▶ EXERCISE TASK:
Quote the whole listing verbatim.

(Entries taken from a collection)
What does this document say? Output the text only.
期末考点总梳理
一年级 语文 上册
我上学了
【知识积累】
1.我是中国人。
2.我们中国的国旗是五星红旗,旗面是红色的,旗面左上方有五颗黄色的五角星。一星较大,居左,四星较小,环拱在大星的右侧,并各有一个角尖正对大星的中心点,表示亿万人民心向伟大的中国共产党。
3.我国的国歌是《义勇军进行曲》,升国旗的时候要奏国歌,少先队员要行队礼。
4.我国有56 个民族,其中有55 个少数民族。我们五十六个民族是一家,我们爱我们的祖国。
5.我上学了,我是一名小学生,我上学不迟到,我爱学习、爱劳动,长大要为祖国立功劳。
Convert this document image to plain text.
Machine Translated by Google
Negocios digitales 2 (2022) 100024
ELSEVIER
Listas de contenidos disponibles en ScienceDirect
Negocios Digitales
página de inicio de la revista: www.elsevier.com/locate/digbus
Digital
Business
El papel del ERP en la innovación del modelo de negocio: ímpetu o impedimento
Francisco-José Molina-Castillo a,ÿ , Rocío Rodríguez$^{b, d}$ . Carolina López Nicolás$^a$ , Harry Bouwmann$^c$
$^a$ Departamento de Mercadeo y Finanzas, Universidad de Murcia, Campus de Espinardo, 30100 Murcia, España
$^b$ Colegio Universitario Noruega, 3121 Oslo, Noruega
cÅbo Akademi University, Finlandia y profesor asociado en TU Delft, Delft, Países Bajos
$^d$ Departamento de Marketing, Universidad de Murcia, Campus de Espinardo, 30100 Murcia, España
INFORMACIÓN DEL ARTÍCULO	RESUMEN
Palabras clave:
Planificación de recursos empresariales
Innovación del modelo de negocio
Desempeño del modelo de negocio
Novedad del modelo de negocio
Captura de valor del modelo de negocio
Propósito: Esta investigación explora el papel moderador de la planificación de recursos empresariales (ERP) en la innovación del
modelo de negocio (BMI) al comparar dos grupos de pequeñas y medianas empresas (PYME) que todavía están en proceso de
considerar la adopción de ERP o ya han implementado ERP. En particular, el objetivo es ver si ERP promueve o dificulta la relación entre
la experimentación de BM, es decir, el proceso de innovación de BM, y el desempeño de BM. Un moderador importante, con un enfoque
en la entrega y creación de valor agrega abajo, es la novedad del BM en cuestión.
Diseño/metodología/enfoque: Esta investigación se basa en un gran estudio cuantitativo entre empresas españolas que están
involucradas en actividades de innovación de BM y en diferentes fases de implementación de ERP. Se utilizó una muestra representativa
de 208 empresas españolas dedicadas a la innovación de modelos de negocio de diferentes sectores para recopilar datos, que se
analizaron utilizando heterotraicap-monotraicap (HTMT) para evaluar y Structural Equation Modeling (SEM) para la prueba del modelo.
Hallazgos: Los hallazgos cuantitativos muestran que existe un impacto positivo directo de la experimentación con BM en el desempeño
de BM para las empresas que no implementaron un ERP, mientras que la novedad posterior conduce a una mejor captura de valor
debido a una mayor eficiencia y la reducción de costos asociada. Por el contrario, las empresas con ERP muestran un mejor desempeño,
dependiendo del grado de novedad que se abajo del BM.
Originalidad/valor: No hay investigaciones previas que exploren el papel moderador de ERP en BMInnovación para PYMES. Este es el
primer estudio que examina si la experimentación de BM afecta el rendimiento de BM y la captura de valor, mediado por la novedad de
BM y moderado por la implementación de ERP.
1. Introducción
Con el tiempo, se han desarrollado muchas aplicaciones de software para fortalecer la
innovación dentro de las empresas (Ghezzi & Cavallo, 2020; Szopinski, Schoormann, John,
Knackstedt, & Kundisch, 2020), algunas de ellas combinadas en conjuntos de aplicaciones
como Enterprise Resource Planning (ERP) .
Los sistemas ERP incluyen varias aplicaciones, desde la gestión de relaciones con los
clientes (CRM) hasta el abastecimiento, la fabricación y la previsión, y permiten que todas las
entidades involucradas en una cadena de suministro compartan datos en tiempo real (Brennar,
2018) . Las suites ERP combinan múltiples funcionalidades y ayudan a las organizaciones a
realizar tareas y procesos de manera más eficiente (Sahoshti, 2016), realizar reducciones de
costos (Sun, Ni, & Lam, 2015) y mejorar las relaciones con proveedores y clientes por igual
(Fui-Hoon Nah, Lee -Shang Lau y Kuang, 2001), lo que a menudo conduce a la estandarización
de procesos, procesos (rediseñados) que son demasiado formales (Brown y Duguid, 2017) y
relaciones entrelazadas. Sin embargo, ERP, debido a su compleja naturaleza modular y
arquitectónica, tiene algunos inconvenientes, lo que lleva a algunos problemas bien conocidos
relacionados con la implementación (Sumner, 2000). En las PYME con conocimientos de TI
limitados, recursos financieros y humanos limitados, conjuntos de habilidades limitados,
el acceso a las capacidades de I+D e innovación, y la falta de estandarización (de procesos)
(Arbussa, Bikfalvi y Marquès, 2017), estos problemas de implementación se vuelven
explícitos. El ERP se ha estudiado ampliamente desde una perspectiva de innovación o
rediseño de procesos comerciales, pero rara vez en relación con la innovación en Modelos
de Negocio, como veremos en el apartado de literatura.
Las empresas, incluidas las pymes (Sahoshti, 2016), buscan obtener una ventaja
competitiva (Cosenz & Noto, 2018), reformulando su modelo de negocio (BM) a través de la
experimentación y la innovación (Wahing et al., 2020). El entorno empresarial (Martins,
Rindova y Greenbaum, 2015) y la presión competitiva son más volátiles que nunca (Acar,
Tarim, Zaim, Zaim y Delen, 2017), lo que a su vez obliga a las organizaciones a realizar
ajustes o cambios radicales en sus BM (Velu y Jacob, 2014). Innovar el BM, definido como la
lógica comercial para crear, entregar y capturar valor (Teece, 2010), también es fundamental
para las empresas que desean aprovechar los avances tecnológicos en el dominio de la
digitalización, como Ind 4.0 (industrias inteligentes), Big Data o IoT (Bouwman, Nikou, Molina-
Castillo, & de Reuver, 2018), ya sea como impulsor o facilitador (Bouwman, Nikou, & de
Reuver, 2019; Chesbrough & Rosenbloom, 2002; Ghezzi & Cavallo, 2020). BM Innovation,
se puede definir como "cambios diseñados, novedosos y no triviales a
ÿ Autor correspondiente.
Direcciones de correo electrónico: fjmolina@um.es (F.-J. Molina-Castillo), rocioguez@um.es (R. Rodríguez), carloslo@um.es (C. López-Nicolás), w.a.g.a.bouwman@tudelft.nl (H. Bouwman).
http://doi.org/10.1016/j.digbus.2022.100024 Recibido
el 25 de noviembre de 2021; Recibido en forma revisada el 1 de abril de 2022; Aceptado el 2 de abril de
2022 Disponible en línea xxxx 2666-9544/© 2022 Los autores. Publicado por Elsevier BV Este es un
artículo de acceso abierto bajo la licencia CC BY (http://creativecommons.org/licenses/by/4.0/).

▶ RESULT FOR THIS EXERCISE:
What does this document say? Output the text only.
期末考点总梳理
一年级 语文 上册
我上学了
【知识积累】
1.我是中国人。
2.我们中国的国旗是五星红旗,旗面是红色的,旗面左上方有五颗黄色的五角星。一星较大,居左,四星较小,环拱在大星的右侧,并各有一个角尖正对大星的中心点,表示亿万人民心向伟大的中国共产党。
3.我国的国歌是《义勇军进行曲》,升国旗的时候要奏国歌,少先队员要行队礼。
4.我国有56 个民族,其中有55 个少数民族。我们五十六个民族是一家,我们爱我们的祖国。
5.我上学了,我是一名小学生,我上学不迟到,我爱学习、爱劳动,长大要为祖国立功劳。
Convert this document image to plain text.
Machine Translated by Google
Negocios digitales 2 (2022) 100024
ELSEVIER
Listas de contenidos disponibles en ScienceDirect
Negocios Digitales
página de inicio de la revista: www.elsevier.com/locate/digbus
Digital
Business
El papel del ERP en la innovación del modelo de negocio: ímpetu o impedimento
Francisco-José Molina-Castillo a,ÿ , Rocío Rodríguez$^{b, d}$ . Carolina López Nicolás$^a$ , Harry Bouwmann$^c$
$^a$ Departamento de Mercadeo y Finanzas, Universidad de Murcia, Campus de Espinardo, 30100 Murcia, España
$^b$ Colegio Universitario Noruega, 3121 Oslo, Noruega
cÅbo Akademi University, Finlandia y profesor asociado en TU Delft, Delft, Países Bajos
$^d$ Departamento de Marketing, Universidad de Murcia, Campus de Espinardo, 30100 Murcia, España
INFORMACIÓN DEL ARTÍCULO	RESUMEN
Palabras clave:
Planificación de recursos empresariales
Innovación del modelo de negocio
Desempeño del modelo de negocio
Novedad del modelo de negocio
Captura de valor del modelo de negocio
Propósito: Esta investigación explora el papel moderador de la planificación de recursos empresariales (ERP) en la innovación del
modelo de negocio (BMI) al comparar dos grupos de pequeñas y medianas empresas (PYME) que todavía están en proceso de
considerar la adopción de ERP o ya han implementado ERP. En particular, el objetivo es ver si ERP promueve o dificulta la relación entre
la experimentación de BM, es decir, el proceso de innovación de BM, y el desempeño de BM. Un moderador importante, con un enfoque
en la entrega y creación de valor agrega abajo, es la novedad del BM en cuestión.
Diseño/metodología/enfoque: Esta investigación se basa en un gran estudio cuantitativo entre empresas españolas que están
involucradas en actividades de innovación de BM y en diferentes fases de implementación de ERP. Se utilizó una muestra representativa
de 208 empresas españolas dedicadas a la innovación de modelos de negocio de diferentes sectores para recopilar datos, que se
analizaron utilizando heterotraicap-monotraicap (HTMT) para evaluar y Structural Equation Modeling (SEM) para la prueba del modelo.
Hallazgos: Los hallazgos cuantitativos muestran que existe un impacto positivo directo de la experimentación con BM en el desempeño
de BM para las empresas que no implementaron un ERP, mientras que la novedad posterior conduce a una mejor captura de valor
debido a una mayor eficiencia y la reducción de costos asociada. Por el contrario, las empresas con ERP muestran un mejor desempeño,
dependiendo del grado de novedad que se abajo del BM.
Originalidad/valor: No hay investigaciones previas que exploren el papel moderador de ERP en BMInnovación para PYMES. Este es el
primer estudio que examina si la experimentación de BM afecta el rendimiento de BM y la captura de valor, mediado por la novedad de
BM y moderado por la implementación de ERP.
1. Introducción
Con el tiempo, se han desarrollado muchas aplicaciones de software para fortalecer la
innovación dentro de las empresas (Ghezzi & Cavallo, 2020; Szopinski, Schoormann, John,
Knackstedt, & Kundisch, 2020), algunas de ellas combinadas en conjuntos de aplicaciones
como Enterprise Resource Planning (ERP) .
Los sistemas ERP incluyen varias aplicaciones, desde la gestión de relaciones con los
clientes (CRM) hasta el abastecimiento, la fabricación y la previsión, y permiten que todas las
entidades involucradas en una cadena de suministro compartan datos en tiempo real (Brennar,
2018) . Las suites ERP combinan múltiples funcionalidades y ayudan a las organizaciones a
realizar tareas y procesos de manera más eficiente (Sahoshti, 2016), realizar reducciones de
costos (Sun, Ni, & Lam, 2015) y mejorar las relaciones con proveedores y clientes por igual
(Fui-Hoon Nah, Lee -Shang Lau y Kuang, 2001), lo que a menudo conduce a la estandarización
de procesos, procesos (rediseñados) que son demasiado formales (Brown y Duguid, 2017) y
relaciones entrelazadas. Sin embargo, ERP, debido a su compleja naturaleza modular y
arquitectónica, tiene algunos inconvenientes, lo que lleva a algunos problemas bien conocidos
relacionados con la implementación (Sumner, 2000). En las PYME con conocimientos de TI
limitados, recursos financieros y humanos limitados, conjuntos de habilidades limitados,
el acceso a las capacidades de I+D e innovación, y la falta de estandarización (de procesos)
(Arbussa, Bikfalvi y Marquès, 2017), estos problemas de implementación se vuelven
explícitos. El ERP se ha estudiado ampliamente desde una perspectiva de innovación o
rediseño de procesos comerciales, pero rara vez en relación con la innovación en Modelos
de Negocio, como veremos en el apartado de literatura.
Las empresas, incluidas las pymes (Sahoshti, 2016), buscan obtener una ventaja
competitiva (Cosenz & Noto, 2018), reformulando su modelo de negocio (BM) a través de la
experimentación y la innovación (Wahing et al., 2020). El entorno empresarial (Martins,
Rindova y Greenbaum, 2015) y la presión competitiva son más volátiles que nunca (Acar,
Tarim, Zaim, Zaim y Delen, 2017), lo que a su vez obliga a las organizaciones a realizar
ajustes o cambios radicales en sus BM (Velu y Jacob, 2014). Innovar el BM, definido como la
lógica comercial para crear, entregar y capturar valor (Teece, 2010), también es fundamental
para las empresas que desean aprovechar los avances tecnológicos en el dominio de la
digitalización, como Ind 4.0 (industrias inteligentes), Big Data o IoT (Bouwman, Nikou, Molina-
Castillo, & de Reuver, 2018), ya sea como impulsor o facilitador (Bouwman, Nikou, & de
Reuver, 2019; Chesbrough & Rosenbloom, 2002; Ghezzi & Cavallo, 2020). BM Innovation,
se puede definir como "cambios diseñados, novedosos y no triviales a
ÿ Autor correspondiente.
Direcciones de correo electrónico: fjmolina@um.es (F.-J. Molina-Castillo), rocioguez@um.es (R. Rodríguez), carloslo@um.es (C. López-Nicolás), w.a.g.a.bouwman@tudelft.nl (H. Bouwman).
http://doi.org/10.1016/j.digbus.2022.100024 Recibido
el 25 de noviembre de 2021; Recibido en forma revisada el 1 de abril de 2022; Aceptado el 2 de abril de
2022 Disponible en línea xxxx 2666-9544/© 2022 Los autores. Publicado por Elsevier BV Este es un
artículo de acceso abierto bajo la licencia CC BY (http://creativecommons.org/licenses/by/4.0/).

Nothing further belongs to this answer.